INSTRUCTIONS TO FOLLOW
Repeat the records exactly. Every line must match.

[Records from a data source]

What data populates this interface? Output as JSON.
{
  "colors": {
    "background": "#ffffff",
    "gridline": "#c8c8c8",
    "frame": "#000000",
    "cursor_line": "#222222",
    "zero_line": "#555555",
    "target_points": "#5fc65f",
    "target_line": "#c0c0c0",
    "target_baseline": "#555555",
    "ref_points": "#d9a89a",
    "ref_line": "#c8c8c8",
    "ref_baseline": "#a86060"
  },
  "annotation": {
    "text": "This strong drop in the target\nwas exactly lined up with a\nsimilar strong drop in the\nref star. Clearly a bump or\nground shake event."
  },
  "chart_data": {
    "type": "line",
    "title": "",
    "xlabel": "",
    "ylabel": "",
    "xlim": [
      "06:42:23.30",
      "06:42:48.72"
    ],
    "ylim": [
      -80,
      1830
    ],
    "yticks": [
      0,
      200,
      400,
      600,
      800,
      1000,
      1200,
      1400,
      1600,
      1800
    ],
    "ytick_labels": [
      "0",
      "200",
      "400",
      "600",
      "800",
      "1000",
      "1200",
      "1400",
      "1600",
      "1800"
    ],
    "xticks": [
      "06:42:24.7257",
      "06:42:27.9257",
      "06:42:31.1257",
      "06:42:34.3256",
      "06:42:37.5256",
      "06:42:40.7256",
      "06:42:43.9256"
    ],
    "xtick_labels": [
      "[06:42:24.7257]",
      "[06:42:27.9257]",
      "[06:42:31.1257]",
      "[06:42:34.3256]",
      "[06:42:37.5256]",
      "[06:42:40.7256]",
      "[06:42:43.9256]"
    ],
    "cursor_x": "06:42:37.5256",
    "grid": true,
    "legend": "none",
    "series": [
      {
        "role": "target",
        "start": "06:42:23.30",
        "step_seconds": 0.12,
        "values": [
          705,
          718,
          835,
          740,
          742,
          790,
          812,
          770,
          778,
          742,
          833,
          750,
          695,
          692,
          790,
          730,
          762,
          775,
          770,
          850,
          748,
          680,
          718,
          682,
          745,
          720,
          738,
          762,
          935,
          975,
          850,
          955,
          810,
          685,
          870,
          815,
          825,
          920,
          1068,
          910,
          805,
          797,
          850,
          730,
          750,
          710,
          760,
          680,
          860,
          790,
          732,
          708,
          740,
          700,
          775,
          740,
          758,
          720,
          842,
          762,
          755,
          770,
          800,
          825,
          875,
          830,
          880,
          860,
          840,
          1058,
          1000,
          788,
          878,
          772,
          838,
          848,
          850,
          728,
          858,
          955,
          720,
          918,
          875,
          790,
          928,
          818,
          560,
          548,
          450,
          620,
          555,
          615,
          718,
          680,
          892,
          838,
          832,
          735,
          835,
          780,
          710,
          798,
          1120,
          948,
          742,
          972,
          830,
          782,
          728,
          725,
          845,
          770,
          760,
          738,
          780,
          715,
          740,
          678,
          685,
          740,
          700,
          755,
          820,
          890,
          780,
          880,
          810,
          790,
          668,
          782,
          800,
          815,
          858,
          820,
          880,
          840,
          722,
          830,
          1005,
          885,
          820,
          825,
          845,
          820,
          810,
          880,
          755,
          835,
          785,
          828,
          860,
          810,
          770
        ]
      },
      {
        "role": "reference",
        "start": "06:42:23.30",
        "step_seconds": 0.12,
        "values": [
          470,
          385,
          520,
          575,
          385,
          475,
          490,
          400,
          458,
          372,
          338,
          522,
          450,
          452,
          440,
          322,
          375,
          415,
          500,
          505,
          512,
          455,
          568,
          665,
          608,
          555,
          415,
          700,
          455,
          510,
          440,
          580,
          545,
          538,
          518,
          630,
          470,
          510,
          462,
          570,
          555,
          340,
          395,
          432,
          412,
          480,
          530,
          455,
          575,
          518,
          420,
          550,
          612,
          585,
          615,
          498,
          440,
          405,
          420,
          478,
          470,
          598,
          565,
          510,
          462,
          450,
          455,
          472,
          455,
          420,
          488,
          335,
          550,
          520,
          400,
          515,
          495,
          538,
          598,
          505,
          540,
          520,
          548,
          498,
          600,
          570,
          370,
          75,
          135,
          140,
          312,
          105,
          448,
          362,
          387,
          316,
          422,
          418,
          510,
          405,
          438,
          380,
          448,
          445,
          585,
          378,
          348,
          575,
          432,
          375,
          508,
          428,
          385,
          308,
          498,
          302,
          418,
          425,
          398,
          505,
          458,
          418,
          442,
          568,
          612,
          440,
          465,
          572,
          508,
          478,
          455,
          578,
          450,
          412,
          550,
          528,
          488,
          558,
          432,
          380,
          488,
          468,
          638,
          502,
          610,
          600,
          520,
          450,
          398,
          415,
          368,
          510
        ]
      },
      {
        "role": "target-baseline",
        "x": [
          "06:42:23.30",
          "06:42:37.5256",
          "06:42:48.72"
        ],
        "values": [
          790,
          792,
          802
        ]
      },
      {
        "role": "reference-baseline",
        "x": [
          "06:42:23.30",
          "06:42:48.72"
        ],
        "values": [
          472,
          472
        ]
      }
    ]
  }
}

OUTPUT
What data populates this interface? Output as JSON.
{
  "colors": {
    "background": "#ffffff",
    "gridline": "#c8c8c8",
    "frame": "#000000",
    "cursor_line": "#222222",
    "zero_line": "#555555",
    "target_points": "#5fc65f",
    "target_line": "#c0c0c0",
    "target_baseline": "#555555",
    "ref_points": "#d9a89a",
    "ref_line": "#c8c8c8",
    "ref_baseline": "#a86060"
  },
  "annotation": {
    "text": "This strong drop in the target\nwas exactly lined up with a\nsimilar strong drop in the\nref star. Clearly a bump or\nground shake event."
  },
  "chart_data": {
    "type": "line",
    "title": "",
    "xlabel": "",
    "ylabel": "",
    "xlim": [
      "06:42:23.30",
      "06:42:48.72"
    ],
    "ylim": [
      -80,
      1830
    ],
    "yticks": [
      0,
      200,
      400,
      600,
      800,
      1000,
      1200,
      1400,
      1600,
      1800
    ],
    "ytick_labels": [
      "0",
      "200",
      "400",
      "600",
      "800",
      "1000",
      "1200",
      "1400",
      "1600",
      "1800"
    ],
    "xticks": [
      "06:42:24.7257",
      "06:42:27.9257",
      "06:42:31.1257",
      "06:42:34.3256",
      "06:42:37.5256",
      "06:42:40.7256",
      "06:42:43.9256"
    ],
    "xtick_labels": [
      "[06:42:24.7257]",
      "[06:42:27.9257]",
      "[06:42:31.1257]",
      "[06:42:34.3256]",
      "[06:42:37.5256]",
      "[06:42:40.7256]",
      "[06:42:43.9256]"
    ],
    "cursor_x": "06:42:37.5256",
    "grid": true,
    "legend": "none",
    "series": [
      {
        "role": "target",
        "start": "06:42:23.30",
        "step_seconds": 0.12,
        "values": [
          705,
          718,
          835,
          740,
          742,
          790,
          812,
          770,
          778,
          742,
          833,
          750,
          695,
          692,
          790,
          730,
          762,
          775,
          770,
          850,
          748,
          680,
          718,
          682,
          745,
          720,
          738,
          762,
          935,
          975,
          850,
          955,
          810,
          685,
          870,
          815,
          825,
          920,
          1068,
          910,
          805,
          797,
          850,
          730,
          750,
          710,
          760,
          680,
          860,
          790,
          732,
          708,
          740,
          700,
          775,
          740,
          758,
          720,
          842,
          762,
          755,
          770,
          800,
          825,
          875,
          830,
          880,
          860,
          840,
          1058,
          1000,
          788,
          878,
          772,
          838,
          848,
          850,
          728,
          858,
          955,
          720,
          918,
          875,
          790,
          928,
          818,
          560,
          548,
          450,
          620,
          555,
          615,
          718,
          680,
          892,
          838,
          832,
          735,
          835,
          780,
          710,
          798,
          1120,
          948,
          742,
          972,
          830,
          782,
          728,
          725,
          845,
          770,
          760,
          738,
          780,
          715,
          740,
          678,
          685,
          740,
          700,
          755,
          820,
          890,
          780,
          880,
          810,
          790,
          668,
          782,
          800,
          815,
          858,
          820,
          880,
          840,
          722,
          830,
          1005,
          885,
          820,
          825,
          845,
          820,
          810,
          880,
          755,
          835,
          785,
          828,
          860,
          810,
          770
        ]
      },
      {
        "role": "reference",
        "start": "06:42:23.30",
        "step_seconds": 0.12,
        "values": [
          470,
          385,
          520,
          575,
          385,
          475,
          490,
          400,
          458,
          372,
          338,
          522,
          450,
          452,
          440,
          322,
          375,
          415,
          500,
          505,
          512,
          455,
          568,
          665,
          608,
          555,
          415,
          700,
          455,
          510,
          440,
          580,
          545,
          538,
          518,
          630,
          470,
          510,
          462,
          570,
          555,
          340,
          395,
          432,
          412,
          480,
          530,
          455,
          575,
          518,
          420,
          550,
          612,
          585,
          615,
          498,
          440,
          405,
          420,
          478,
          470,
          598,
          565,
          510,
          462,
          450,
          455,
          472,
          455,
          420,
          488,
          335,
          550,
          520,
          400,
          515,
          495,
          538,
          598,
          505,
          540,
          520,
          548,
          498,
          600,
          570,
          370,
          75,
          135,
          140,
          312,
          105,
          448,
          362,
          387,
          316,
          422,
          418,
          510,
          405,
          438,
          380,
          448,
          445,
          585,
          378,
          348,
          575,
          432,
          375,
          508,
          428,
          385,
          308,
          498,
          302,
          418,
          425,
          398,
          505,
          458,
          418,
          442,
          568,
          612,
          440,
          465,
          572,
          508,
          478,
          455,
          578,
          450,
          412,
          550,
          528,
          488,
          558,
          432,
          380,
          488,
          468,
          638,
          502,
          610,
          600,
          520,
          450,
          398,
          415,
          368,
          510
        ]
      },
      {
        "role": "target-baseline",
        "x": [
          "06:42:23.30",
          "06:42:37.5256",
          "06:42:48.72"
        ],
        "values": [
          790,
          792,
          802
        ]
      },
      {
        "role": "reference-baseline",
        "x": [
          "06:42:23.30",
          "06:42:48.72"
        ],
        "values": [
          472,
          472
        ]
      }
    ]
  }
}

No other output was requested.